== RECORDS PROVIDED ==
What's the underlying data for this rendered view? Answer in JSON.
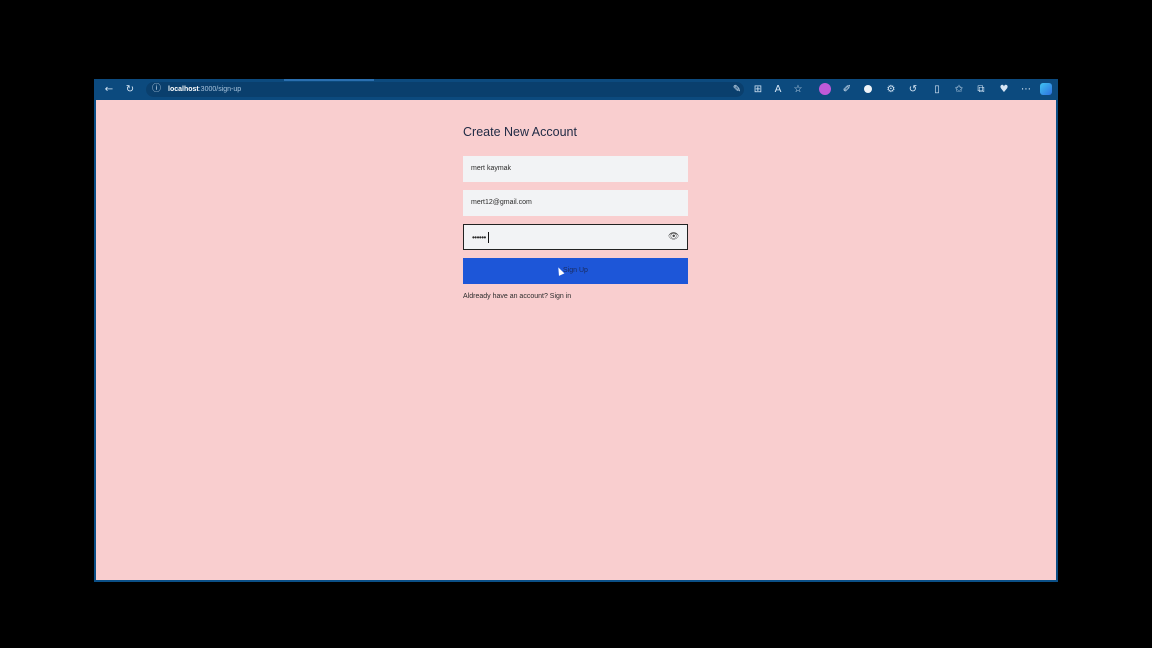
{
  "browser": {
    "address": {
      "host": "localhost",
      "path": ":3000/sign-up"
    },
    "icons": [
      "back-icon",
      "refresh-icon",
      "info-icon",
      "edit-icon",
      "grid-icon",
      "read-aloud-icon",
      "favorite-star-icon",
      "extension-icon",
      "pen-icon",
      "circle-icon",
      "settings-icon",
      "sync-icon",
      "split-screen-icon",
      "favorites-icon",
      "collections-icon",
      "heart-icon",
      "more-icon",
      "copilot-icon"
    ],
    "colors": {
      "frame": "#0c4a7e",
      "page_bg": "#f9cecf"
    }
  },
  "form": {
    "title": "Create New Account",
    "name_value": "mert kaymak",
    "email_value": "mert12@gmail.com",
    "password_value": "••••••",
    "submit_label": "Sign Up",
    "signin_prompt": "Aldready have an account?",
    "signin_link": "Sign in",
    "button_color": "#1d56d8"
  }
}
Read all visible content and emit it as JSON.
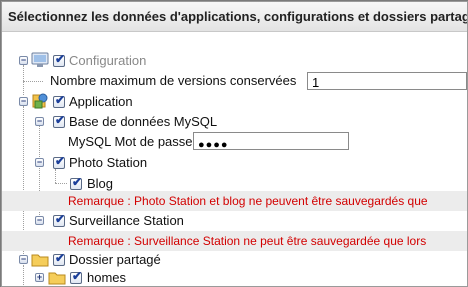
{
  "header": {
    "title": "Sélectionnez les données d'applications, configurations et dossiers partagés"
  },
  "tree": {
    "configuration": {
      "label": "Configuration",
      "max_versions_label": "Nombre maximum de versions conservées",
      "max_versions_value": "1"
    },
    "application": {
      "label": "Application",
      "mysql": {
        "label": "Base de données MySQL",
        "password_label": "MySQL Mot de passe",
        "password_value": "●●●●"
      },
      "photo_station": {
        "label": "Photo Station",
        "blog_label": "Blog",
        "remark": "Remarque : Photo Station et blog ne peuvent être sauvegardés que"
      },
      "surveillance_station": {
        "label": "Surveillance Station",
        "remark": "Remarque : Surveillance Station ne peut être sauvegardée que lors"
      }
    },
    "shared_folder": {
      "label": "Dossier partagé",
      "homes_label": "homes"
    },
    "toggles": {
      "expanded": "−",
      "collapsed": "+"
    },
    "check_mark": "✔"
  }
}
===
Write the listing out a second time exactly, dropping all images.

What's the underlying data for this rendered view? Answer in JSON.
{
  "browser": {
    "address": {
      "host": "localhost",
      "path": ":3000/sign-up"
    },
    "icons": [
      "back-icon",
      "refresh-icon",
      "info-icon",
      "edit-icon",
      "grid-icon",
      "read-aloud-icon",
      "favorite-star-icon",
      "extension-icon",
      "pen-icon",
      "circle-icon",
      "settings-icon",
      "sync-icon",
      "split-screen-icon",
      "favorites-icon",
      "collections-icon",
      "heart-icon",
      "more-icon",
      "copilot-icon"
    ],
    "colors": {
      "frame": "#0c4a7e",
      "page_bg": "#f9cecf"
    }
  },
  "form": {
    "title": "Create New Account",
    "name_value": "mert kaymak",
    "email_value": "mert12@gmail.com",
    "password_value": "••••••",
    "submit_label": "Sign Up",
    "signin_prompt": "Aldready have an account?",
    "signin_link": "Sign in",
    "button_color": "#1d56d8"
  }
}
Read all visible content and emit it as JSON.
{
  "header": {
    "title": "Sélectionnez les données d'applications, configurations et dossiers partagés"
  },
  "tree": {
    "configuration": {
      "label": "Configuration",
      "max_versions_label": "Nombre maximum de versions conservées",
      "max_versions_value": "1"
    },
    "application": {
      "label": "Application",
      "mysql": {
        "label": "Base de données MySQL",
        "password_label": "MySQL Mot de passe",
        "password_value": "●●●●"
      },
      "photo_station": {
        "label": "Photo Station",
        "blog_label": "Blog",
        "remark": "Remarque : Photo Station et blog ne peuvent être sauvegardés que"
      },
      "surveillance_station": {
        "label": "Surveillance Station",
        "remark": "Remarque : Surveillance Station ne peut être sauvegardée que lors"
      }
    },
    "shared_folder": {
      "label": "Dossier partagé",
      "homes_label": "homes"
    },
    "toggles": {
      "expanded": "−",
      "collapsed": "+"
    },
    "check_mark": "✔"
  }
}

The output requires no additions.